[Exercise]
Wherever a line holds the string "price", copy that line.

[Items]
—————

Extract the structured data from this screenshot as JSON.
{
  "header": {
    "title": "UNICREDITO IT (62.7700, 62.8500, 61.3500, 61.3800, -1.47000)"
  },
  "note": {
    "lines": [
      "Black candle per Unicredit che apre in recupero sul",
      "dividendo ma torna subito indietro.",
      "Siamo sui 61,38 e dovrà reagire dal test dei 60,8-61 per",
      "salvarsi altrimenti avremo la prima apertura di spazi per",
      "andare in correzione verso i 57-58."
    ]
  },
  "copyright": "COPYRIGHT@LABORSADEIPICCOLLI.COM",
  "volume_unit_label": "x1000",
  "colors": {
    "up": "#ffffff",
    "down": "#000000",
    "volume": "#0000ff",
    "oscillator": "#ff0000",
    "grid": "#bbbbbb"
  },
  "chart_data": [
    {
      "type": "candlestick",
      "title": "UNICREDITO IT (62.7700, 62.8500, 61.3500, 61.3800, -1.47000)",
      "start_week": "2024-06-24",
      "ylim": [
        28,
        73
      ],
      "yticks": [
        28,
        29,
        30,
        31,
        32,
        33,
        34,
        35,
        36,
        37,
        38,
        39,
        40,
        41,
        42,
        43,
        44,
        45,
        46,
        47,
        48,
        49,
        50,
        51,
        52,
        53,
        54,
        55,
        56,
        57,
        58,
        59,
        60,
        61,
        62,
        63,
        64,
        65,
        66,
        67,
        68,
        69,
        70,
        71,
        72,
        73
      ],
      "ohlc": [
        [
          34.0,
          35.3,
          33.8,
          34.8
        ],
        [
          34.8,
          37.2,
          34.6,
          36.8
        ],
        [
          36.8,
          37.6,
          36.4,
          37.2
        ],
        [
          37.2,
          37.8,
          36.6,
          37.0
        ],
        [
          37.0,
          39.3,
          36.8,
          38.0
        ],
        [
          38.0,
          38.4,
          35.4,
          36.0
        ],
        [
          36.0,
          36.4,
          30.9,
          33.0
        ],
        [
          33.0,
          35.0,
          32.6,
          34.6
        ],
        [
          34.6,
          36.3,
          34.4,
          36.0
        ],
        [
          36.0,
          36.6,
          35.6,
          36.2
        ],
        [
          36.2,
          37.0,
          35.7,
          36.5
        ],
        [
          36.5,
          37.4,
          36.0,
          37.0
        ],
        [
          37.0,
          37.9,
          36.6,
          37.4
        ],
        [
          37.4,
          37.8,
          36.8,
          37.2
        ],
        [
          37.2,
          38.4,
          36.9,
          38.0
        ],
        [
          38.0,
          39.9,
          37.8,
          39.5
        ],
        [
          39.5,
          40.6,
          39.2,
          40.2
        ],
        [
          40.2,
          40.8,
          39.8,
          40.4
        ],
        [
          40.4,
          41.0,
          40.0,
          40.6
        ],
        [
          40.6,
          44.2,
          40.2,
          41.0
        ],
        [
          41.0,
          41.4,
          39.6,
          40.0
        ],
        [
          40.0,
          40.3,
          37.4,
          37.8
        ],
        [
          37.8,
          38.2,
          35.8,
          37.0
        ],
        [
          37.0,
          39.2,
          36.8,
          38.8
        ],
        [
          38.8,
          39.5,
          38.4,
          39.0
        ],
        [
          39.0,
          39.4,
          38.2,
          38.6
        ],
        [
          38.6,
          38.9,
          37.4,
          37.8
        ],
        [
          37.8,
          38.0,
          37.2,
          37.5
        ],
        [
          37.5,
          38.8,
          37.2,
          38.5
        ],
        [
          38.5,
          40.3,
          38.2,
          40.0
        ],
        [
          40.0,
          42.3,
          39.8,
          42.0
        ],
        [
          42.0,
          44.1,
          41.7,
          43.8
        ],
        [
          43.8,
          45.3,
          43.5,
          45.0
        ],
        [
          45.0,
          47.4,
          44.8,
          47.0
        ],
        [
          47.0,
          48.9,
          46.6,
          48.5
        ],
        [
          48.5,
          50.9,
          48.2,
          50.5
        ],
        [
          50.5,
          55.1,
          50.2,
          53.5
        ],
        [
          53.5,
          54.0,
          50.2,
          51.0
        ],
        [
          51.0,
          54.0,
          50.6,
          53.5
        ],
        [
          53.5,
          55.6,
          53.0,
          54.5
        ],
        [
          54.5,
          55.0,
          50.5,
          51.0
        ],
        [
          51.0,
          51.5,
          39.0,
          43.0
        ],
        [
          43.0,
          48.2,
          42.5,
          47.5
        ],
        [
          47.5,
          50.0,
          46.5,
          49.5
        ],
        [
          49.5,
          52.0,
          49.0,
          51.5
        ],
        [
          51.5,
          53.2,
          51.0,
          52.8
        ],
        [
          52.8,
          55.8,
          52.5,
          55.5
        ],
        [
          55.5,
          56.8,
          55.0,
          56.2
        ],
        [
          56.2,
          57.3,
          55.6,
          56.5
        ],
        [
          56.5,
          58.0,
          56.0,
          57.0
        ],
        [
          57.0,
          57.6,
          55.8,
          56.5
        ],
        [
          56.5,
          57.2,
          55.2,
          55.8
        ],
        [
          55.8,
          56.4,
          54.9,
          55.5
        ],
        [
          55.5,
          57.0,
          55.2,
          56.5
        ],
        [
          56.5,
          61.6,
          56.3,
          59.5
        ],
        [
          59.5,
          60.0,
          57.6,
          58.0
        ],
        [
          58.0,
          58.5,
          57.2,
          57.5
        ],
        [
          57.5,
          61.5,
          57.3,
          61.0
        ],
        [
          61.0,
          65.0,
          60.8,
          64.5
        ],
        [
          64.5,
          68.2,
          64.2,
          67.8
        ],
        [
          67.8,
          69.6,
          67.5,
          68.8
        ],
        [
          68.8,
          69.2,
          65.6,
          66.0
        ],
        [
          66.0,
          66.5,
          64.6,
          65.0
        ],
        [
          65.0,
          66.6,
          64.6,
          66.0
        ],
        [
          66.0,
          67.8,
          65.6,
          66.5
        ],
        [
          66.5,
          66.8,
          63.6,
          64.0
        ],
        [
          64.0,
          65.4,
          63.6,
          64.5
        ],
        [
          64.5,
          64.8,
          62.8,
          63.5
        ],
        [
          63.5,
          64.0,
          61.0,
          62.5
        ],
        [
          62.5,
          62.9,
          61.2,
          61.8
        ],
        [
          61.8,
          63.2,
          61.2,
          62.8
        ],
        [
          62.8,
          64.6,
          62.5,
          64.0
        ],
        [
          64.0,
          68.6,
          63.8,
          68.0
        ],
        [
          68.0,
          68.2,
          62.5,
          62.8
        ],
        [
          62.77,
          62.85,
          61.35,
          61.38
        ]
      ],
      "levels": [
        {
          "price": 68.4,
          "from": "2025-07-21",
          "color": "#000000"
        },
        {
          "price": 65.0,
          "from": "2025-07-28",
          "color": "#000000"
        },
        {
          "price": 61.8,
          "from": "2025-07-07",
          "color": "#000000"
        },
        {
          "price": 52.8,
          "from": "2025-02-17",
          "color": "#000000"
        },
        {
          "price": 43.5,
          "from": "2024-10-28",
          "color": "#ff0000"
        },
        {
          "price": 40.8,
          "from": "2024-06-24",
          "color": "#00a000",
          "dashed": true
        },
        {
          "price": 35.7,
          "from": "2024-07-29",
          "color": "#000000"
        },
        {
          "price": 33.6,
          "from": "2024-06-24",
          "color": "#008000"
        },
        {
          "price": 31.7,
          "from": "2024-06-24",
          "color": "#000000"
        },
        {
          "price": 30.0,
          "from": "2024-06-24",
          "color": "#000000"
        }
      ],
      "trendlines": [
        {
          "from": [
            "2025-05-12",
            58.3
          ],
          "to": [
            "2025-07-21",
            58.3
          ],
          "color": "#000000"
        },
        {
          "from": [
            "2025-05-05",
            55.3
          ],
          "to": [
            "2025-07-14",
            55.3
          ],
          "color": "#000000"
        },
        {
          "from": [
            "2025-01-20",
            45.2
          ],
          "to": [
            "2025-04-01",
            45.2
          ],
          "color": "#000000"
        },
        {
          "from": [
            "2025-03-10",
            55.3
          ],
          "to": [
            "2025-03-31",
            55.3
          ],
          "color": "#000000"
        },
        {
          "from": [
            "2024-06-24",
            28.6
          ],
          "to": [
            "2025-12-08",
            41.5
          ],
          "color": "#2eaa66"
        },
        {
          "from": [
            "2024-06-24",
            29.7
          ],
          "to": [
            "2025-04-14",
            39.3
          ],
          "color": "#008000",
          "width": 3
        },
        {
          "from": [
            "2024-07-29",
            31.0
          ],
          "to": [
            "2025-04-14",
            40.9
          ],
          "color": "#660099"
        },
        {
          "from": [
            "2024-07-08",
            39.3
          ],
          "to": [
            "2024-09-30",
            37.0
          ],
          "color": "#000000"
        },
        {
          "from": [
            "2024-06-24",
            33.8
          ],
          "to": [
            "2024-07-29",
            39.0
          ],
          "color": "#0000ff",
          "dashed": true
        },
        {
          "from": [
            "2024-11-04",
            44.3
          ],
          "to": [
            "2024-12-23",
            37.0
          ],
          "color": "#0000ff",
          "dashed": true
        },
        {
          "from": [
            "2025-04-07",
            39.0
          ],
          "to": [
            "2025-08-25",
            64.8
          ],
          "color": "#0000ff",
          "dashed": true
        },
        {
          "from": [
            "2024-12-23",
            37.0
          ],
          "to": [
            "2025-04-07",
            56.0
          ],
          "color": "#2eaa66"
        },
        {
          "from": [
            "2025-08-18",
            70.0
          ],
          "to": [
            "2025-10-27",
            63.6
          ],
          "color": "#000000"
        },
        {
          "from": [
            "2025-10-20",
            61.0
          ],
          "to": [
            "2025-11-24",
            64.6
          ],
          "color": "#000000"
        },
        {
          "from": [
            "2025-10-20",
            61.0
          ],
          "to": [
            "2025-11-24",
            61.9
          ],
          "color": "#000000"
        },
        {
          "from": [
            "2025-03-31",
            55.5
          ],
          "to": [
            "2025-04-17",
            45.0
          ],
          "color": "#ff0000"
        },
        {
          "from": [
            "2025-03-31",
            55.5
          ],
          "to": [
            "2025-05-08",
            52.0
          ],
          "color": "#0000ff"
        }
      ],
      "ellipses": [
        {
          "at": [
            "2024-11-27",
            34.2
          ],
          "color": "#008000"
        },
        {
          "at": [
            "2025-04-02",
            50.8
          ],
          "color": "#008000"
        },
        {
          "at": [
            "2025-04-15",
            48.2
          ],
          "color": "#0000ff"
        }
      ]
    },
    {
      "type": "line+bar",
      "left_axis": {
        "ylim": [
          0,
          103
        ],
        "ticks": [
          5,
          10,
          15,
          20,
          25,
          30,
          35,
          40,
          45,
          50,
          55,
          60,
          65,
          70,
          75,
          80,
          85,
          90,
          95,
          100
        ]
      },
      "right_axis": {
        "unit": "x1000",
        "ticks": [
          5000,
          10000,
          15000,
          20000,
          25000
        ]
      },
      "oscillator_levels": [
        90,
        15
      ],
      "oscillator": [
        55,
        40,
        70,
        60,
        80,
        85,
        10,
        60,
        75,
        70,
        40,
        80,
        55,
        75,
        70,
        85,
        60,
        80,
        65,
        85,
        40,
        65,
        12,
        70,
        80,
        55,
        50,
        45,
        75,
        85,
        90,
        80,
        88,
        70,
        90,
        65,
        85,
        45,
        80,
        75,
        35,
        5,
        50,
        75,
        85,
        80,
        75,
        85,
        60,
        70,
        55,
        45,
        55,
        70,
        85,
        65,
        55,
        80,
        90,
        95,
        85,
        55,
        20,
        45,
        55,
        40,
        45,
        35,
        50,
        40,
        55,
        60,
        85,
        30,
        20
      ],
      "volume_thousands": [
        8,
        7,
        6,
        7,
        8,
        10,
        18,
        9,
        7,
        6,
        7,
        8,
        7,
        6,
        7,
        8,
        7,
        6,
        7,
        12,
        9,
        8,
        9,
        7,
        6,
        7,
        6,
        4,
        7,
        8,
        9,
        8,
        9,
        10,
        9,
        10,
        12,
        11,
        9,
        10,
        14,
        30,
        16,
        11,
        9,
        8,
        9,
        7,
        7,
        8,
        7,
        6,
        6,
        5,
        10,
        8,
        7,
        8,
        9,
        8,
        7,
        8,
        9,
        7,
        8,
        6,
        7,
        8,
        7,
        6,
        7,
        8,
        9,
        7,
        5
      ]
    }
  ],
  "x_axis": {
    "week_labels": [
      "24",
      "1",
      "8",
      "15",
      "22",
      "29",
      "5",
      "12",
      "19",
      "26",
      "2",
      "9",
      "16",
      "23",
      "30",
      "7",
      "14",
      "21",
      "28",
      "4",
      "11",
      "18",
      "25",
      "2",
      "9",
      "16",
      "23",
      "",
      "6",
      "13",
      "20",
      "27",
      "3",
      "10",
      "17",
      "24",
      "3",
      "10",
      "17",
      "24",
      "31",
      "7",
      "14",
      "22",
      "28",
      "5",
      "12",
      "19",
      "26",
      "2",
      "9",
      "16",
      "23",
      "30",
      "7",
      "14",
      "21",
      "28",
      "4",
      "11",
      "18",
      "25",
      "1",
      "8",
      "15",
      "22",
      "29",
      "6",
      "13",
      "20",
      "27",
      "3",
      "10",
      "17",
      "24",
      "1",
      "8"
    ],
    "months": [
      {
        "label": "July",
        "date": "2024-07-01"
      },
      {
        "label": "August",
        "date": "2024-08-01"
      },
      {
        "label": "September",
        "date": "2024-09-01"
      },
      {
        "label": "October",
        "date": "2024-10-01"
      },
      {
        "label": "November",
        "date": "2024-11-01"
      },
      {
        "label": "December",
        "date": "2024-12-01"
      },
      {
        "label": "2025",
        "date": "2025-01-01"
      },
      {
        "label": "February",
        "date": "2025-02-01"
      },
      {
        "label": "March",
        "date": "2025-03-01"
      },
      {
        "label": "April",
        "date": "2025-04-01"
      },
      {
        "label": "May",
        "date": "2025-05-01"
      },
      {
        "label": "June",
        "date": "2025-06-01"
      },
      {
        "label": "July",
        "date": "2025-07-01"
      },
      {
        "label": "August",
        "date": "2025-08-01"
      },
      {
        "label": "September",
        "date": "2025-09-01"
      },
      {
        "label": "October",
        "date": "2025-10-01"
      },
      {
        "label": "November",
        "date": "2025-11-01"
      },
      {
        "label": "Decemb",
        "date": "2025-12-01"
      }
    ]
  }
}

—————

[The result]
          "price": 68.4,
          "price": 65.0,
          "price": 61.8,
          "price": 52.8,
          "price": 43.5,
          "price": 40.8,
          "price": 35.7,
          "price": 33.6,
          "price": 31.7,
          "price": 30.0,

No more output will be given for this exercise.